Required work |
Your task is to write out the complete listing exactly as it is shown.

Dataset records |

---*---

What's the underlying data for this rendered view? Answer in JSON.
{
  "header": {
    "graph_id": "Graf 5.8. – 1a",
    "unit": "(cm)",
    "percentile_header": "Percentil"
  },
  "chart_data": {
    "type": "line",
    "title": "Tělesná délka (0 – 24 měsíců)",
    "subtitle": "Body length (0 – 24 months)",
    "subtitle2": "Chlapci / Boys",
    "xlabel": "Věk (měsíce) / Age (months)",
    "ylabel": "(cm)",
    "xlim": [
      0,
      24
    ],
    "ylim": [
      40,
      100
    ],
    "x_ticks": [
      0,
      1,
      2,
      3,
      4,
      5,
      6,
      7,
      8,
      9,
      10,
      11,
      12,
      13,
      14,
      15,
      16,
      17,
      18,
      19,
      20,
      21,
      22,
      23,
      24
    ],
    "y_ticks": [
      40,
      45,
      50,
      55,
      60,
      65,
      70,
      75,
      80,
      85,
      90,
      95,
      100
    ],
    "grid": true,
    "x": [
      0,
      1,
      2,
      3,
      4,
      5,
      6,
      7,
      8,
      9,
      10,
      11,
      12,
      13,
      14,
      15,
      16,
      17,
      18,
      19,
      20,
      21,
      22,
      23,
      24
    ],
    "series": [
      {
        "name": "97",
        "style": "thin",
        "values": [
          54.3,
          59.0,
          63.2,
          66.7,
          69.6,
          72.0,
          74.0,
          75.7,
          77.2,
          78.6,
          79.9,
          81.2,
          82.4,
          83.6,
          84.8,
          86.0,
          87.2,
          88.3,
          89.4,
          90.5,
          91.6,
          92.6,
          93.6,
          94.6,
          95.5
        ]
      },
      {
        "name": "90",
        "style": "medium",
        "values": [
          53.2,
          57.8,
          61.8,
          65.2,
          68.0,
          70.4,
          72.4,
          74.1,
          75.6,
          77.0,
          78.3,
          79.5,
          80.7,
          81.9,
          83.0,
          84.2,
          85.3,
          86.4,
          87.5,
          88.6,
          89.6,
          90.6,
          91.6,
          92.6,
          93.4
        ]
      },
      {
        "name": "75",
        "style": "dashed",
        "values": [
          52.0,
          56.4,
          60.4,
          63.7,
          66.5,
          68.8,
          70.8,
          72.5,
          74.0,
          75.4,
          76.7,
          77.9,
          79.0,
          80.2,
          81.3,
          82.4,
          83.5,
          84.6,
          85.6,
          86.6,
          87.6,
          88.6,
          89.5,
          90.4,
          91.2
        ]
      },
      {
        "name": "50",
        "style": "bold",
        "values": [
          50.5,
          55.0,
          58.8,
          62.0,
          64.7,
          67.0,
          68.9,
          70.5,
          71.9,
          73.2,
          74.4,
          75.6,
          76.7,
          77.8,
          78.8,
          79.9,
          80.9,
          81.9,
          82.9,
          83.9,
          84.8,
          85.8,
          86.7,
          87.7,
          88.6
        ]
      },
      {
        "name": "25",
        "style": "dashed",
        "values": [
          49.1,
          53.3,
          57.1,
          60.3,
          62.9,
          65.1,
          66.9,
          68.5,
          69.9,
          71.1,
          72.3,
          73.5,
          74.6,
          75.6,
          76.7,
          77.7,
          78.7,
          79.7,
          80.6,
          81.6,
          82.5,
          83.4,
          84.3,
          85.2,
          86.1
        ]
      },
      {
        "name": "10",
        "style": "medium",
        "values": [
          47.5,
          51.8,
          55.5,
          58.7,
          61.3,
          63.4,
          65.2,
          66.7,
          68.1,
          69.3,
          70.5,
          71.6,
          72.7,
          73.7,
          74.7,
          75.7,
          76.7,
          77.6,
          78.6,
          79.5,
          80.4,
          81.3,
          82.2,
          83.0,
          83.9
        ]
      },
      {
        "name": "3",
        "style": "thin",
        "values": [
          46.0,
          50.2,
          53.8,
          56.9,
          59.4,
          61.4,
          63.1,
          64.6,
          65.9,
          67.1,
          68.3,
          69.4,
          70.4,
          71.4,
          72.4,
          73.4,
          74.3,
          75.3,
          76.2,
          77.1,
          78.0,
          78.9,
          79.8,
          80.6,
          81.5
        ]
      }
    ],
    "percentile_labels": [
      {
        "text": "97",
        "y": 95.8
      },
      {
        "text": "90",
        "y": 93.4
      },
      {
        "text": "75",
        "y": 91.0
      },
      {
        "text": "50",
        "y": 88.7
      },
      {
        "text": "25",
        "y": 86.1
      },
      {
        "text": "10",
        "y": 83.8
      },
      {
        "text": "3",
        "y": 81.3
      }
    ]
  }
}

---*---

In response |
What's the underlying data for this rendered view? Answer in JSON.
{
  "header": {
    "graph_id": "Graf 5.8. – 1a",
    "unit": "(cm)",
    "percentile_header": "Percentil"
  },
  "chart_data": {
    "type": "line",
    "title": "Tělesná délka (0 – 24 měsíců)",
    "subtitle": "Body length (0 – 24 months)",
    "subtitle2": "Chlapci / Boys",
    "xlabel": "Věk (měsíce) / Age (months)",
    "ylabel": "(cm)",
    "xlim": [
      0,
      24
    ],
    "ylim": [
      40,
      100
    ],
    "x_ticks": [
      0,
      1,
      2,
      3,
      4,
      5,
      6,
      7,
      8,
      9,
      10,
      11,
      12,
      13,
      14,
      15,
      16,
      17,
      18,
      19,
      20,
      21,
      22,
      23,
      24
    ],
    "y_ticks": [
      40,
      45,
      50,
      55,
      60,
      65,
      70,
      75,
      80,
      85,
      90,
      95,
      100
    ],
    "grid": true,
    "x": [
      0,
      1,
      2,
      3,
      4,
      5,
      6,
      7,
      8,
      9,
      10,
      11,
      12,
      13,
      14,
      15,
      16,
      17,
      18,
      19,
      20,
      21,
      22,
      23,
      24
    ],
    "series": [
      {
        "name": "97",
        "style": "thin",
        "values": [
          54.3,
          59.0,
          63.2,
          66.7,
          69.6,
          72.0,
          74.0,
          75.7,
          77.2,
          78.6,
          79.9,
          81.2,
          82.4,
          83.6,
          84.8,
          86.0,
          87.2,
          88.3,
          89.4,
          90.5,
          91.6,
          92.6,
          93.6,
          94.6,
          95.5
        ]
      },
      {
        "name": "90",
        "style": "medium",
        "values": [
          53.2,
          57.8,
          61.8,
          65.2,
          68.0,
          70.4,
          72.4,
          74.1,
          75.6,
          77.0,
          78.3,
          79.5,
          80.7,
          81.9,
          83.0,
          84.2,
          85.3,
          86.4,
          87.5,
          88.6,
          89.6,
          90.6,
          91.6,
          92.6,
          93.4
        ]
      },
      {
        "name": "75",
        "style": "dashed",
        "values": [
          52.0,
          56.4,
          60.4,
          63.7,
          66.5,
          68.8,
          70.8,
          72.5,
          74.0,
          75.4,
          76.7,
          77.9,
          79.0,
          80.2,
          81.3,
          82.4,
          83.5,
          84.6,
          85.6,
          86.6,
          87.6,
          88.6,
          89.5,
          90.4,
          91.2
        ]
      },
      {
        "name": "50",
        "style": "bold",
        "values": [
          50.5,
          55.0,
          58.8,
          62.0,
          64.7,
          67.0,
          68.9,
          70.5,
          71.9,
          73.2,
          74.4,
          75.6,
          76.7,
          77.8,
          78.8,
          79.9,
          80.9,
          81.9,
          82.9,
          83.9,
          84.8,
          85.8,
          86.7,
          87.7,
          88.6
        ]
      },
      {
        "name": "25",
        "style": "dashed",
        "values": [
          49.1,
          53.3,
          57.1,
          60.3,
          62.9,
          65.1,
          66.9,
          68.5,
          69.9,
          71.1,
          72.3,
          73.5,
          74.6,
          75.6,
          76.7,
          77.7,
          78.7,
          79.7,
          80.6,
          81.6,
          82.5,
          83.4,
          84.3,
          85.2,
          86.1
        ]
      },
      {
        "name": "10",
        "style": "medium",
        "values": [
          47.5,
          51.8,
          55.5,
          58.7,
          61.3,
          63.4,
          65.2,
          66.7,
          68.1,
          69.3,
          70.5,
          71.6,
          72.7,
          73.7,
          74.7,
          75.7,
          76.7,
          77.6,
          78.6,
          79.5,
          80.4,
          81.3,
          82.2,
          83.0,
          83.9
        ]
      },
      {
        "name": "3",
        "style": "thin",
        "values": [
          46.0,
          50.2,
          53.8,
          56.9,
          59.4,
          61.4,
          63.1,
          64.6,
          65.9,
          67.1,
          68.3,
          69.4,
          70.4,
          71.4,
          72.4,
          73.4,
          74.3,
          75.3,
          76.2,
          77.1,
          78.0,
          78.9,
          79.8,
          80.6,
          81.5
        ]
      }
    ],
    "percentile_labels": [
      {
        "text": "97",
        "y": 95.8
      },
      {
        "text": "90",
        "y": 93.4
      },
      {
        "text": "75",
        "y": 91.0
      },
      {
        "text": "50",
        "y": 88.7
      },
      {
        "text": "25",
        "y": 86.1
      },
      {
        "text": "10",
        "y": 83.8
      },
      {
        "text": "3",
        "y": 81.3
      }
    ]
  }
}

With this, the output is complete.